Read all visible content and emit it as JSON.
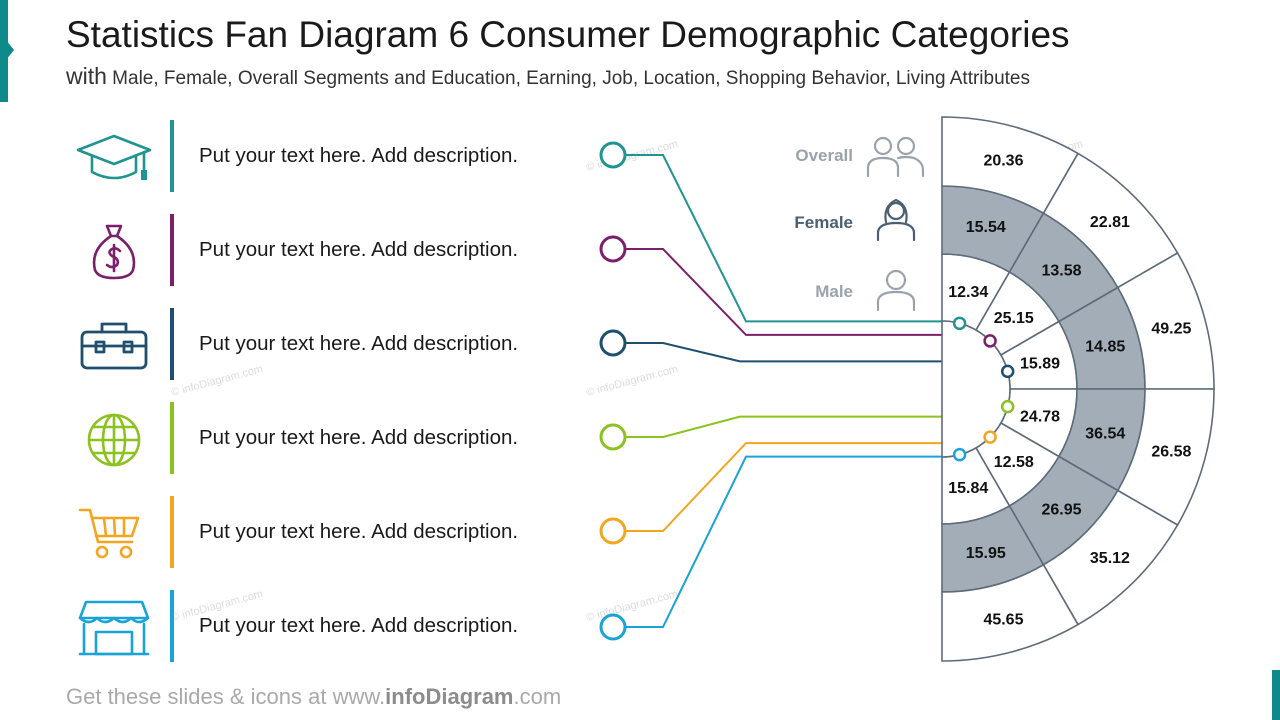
{
  "title": "Statistics Fan Diagram 6 Consumer Demographic Categories",
  "subtitle_lead": "with",
  "subtitle_rest": " Male, Female, Overall Segments and Education, Earning, Job, Location, Shopping Behavior, Living Attributes",
  "rows": [
    {
      "text": "Put your text here. Add description.",
      "icon": "graduation-cap-icon",
      "color": "#1f9490"
    },
    {
      "text": "Put your text here. Add description.",
      "icon": "money-bag-icon",
      "color": "#7b1f6a"
    },
    {
      "text": "Put your text here. Add description.",
      "icon": "toolbox-icon",
      "color": "#1f4e6e"
    },
    {
      "text": "Put your text here. Add description.",
      "icon": "globe-icon",
      "color": "#8cc21f"
    },
    {
      "text": "Put your text here. Add description.",
      "icon": "shopping-cart-icon",
      "color": "#f2a51f"
    },
    {
      "text": "Put your text here. Add description.",
      "icon": "store-icon",
      "color": "#1aa3d6"
    }
  ],
  "legend": {
    "overall": {
      "label": "Overall",
      "color": "#9aa3ad"
    },
    "female": {
      "label": "Female",
      "color": "#4b5f73"
    },
    "male": {
      "label": "Male",
      "color": "#9aa3ad"
    }
  },
  "chart_data": {
    "type": "fan",
    "categories": [
      "Education",
      "Earning",
      "Job",
      "Location",
      "Shopping Behavior",
      "Living Attributes"
    ],
    "series": [
      {
        "name": "Male",
        "values": [
          12.34,
          25.15,
          15.89,
          24.78,
          12.58,
          15.84
        ]
      },
      {
        "name": "Female",
        "values": [
          15.54,
          13.58,
          14.85,
          36.54,
          26.95,
          15.95
        ]
      },
      {
        "name": "Overall",
        "values": [
          20.36,
          22.81,
          49.25,
          26.58,
          35.12,
          45.65
        ]
      }
    ],
    "female_ring_fill": "#a3adb8"
  },
  "watermark": "© infoDiagram.com",
  "footer": {
    "prefix": "Get these slides & icons at www.",
    "brand": "infoDiagram",
    "suffix": ".com"
  }
}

Given request —
State how many lines of the records above contain the word "Earning", giving only that number.

Completed task —
2